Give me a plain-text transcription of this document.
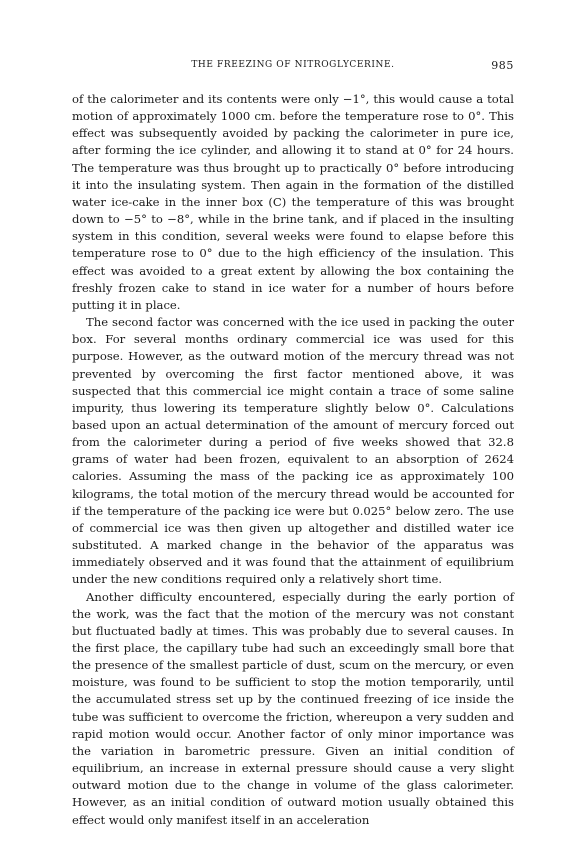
THE FREEZING OF NITROGLYCERINE.	985

of the calorimeter and its contents were only −1°, this would cause a total motion of approximately 1000 cm. before the temperature rose to 0°. This effect was subsequently avoided by packing the calorimeter in pure ice, after forming the ice cylinder, and allowing it to stand at 0° for 24 hours. The temperature was thus brought up to practically 0° before introducing it into the insulating system. Then again in the formation of the distilled water ice-cake in the inner box (C) the temperature of this was brought down to −5° to −8°, while in the brine tank, and if placed in the insulting system in this condition, several weeks were found to elapse before this temperature rose to 0° due to the high efficiency of the insulation. This effect was avoided to a great extent by allowing the box containing the freshly frozen cake to stand in ice water for a number of hours before putting it in place.

The second factor was concerned with the ice used in packing the outer box. For several months ordinary commercial ice was used for this purpose. However, as the outward motion of the mercury thread was not prevented by overcoming the first factor mentioned above, it was suspected that this commercial ice might contain a trace of some saline impurity, thus lowering its temperature slightly below 0°. Calculations based upon an actual determination of the amount of mercury forced out from the calorimeter during a period of five weeks showed that 32.8 grams of water had been frozen, equivalent to an absorption of 2624 calories. Assuming the mass of the packing ice as approximately 100 kilograms, the total motion of the mercury thread would be accounted for if the temperature of the packing ice were but 0.025° below zero. The use of commercial ice was then given up altogether and distilled water ice substituted. A marked change in the behavior of the apparatus was immediately observed and it was found that the attainment of equilibrium under the new conditions required only a relatively short time.

Another difficulty encountered, especially during the early portion of the work, was the fact that the motion of the mercury was not constant but fluctuated badly at times. This was probably due to several causes. In the first place, the capillary tube had such an exceedingly small bore that the presence of the smallest particle of dust, scum on the mercury, or even moisture, was found to be sufficient to stop the motion temporarily, until the accumulated stress set up by the continued freezing of ice inside the tube was sufficient to overcome the friction, whereupon a very sudden and rapid motion would occur. Another factor of only minor importance was the variation in barometric pressure. Given an initial condition of equilibrium, an increase in external pressure should cause a very slight outward motion due to the change in volume of the glass calorimeter. However, as an initial condition of outward motion usually obtained this effect would only manifest itself in an acceleration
###
WRITTEN INSTRUCTION
Write out every entry again word for word, without any of the pictures.

RESPONSE BELOW
Give me a plain-text transcription of this document.
THE FREEZING OF NITROGLYCERINE.	985

of the calorimeter and its contents were only −1°, this would cause a total motion of approximately 1000 cm. before the temperature rose to 0°. This effect was subsequently avoided by packing the calorimeter in pure ice, after forming the ice cylinder, and allowing it to stand at 0° for 24 hours. The temperature was thus brought up to practically 0° before introducing it into the insulating system. Then again in the formation of the distilled water ice-cake in the inner box (C) the temperature of this was brought down to −5° to −8°, while in the brine tank, and if placed in the insulting system in this condition, several weeks were found to elapse before this temperature rose to 0° due to the high efficiency of the insulation. This effect was avoided to a great extent by allowing the box containing the freshly frozen cake to stand in ice water for a number of hours before putting it in place.

The second factor was concerned with the ice used in packing the outer box. For several months ordinary commercial ice was used for this purpose. However, as the outward motion of the mercury thread was not prevented by overcoming the first factor mentioned above, it was suspected that this commercial ice might contain a trace of some saline impurity, thus lowering its temperature slightly below 0°. Calculations based upon an actual determination of the amount of mercury forced out from the calorimeter during a period of five weeks showed that 32.8 grams of water had been frozen, equivalent to an absorption of 2624 calories. Assuming the mass of the packing ice as approximately 100 kilograms, the total motion of the mercury thread would be accounted for if the temperature of the packing ice were but 0.025° below zero. The use of commercial ice was then given up altogether and distilled water ice substituted. A marked change in the behavior of the apparatus was immediately observed and it was found that the attainment of equilibrium under the new conditions required only a relatively short time.

Another difficulty encountered, especially during the early portion of the work, was the fact that the motion of the mercury was not constant but fluctuated badly at times. This was probably due to several causes. In the first place, the capillary tube had such an exceedingly small bore that the presence of the smallest particle of dust, scum on the mercury, or even moisture, was found to be sufficient to stop the motion temporarily, until the accumulated stress set up by the continued freezing of ice inside the tube was sufficient to overcome the friction, whereupon a very sudden and rapid motion would occur. Another factor of only minor importance was the variation in barometric pressure. Given an initial condition of equilibrium, an increase in external pressure should cause a very slight outward motion due to the change in volume of the glass calorimeter. However, as an initial condition of outward motion usually obtained this effect would only manifest itself in an acceleration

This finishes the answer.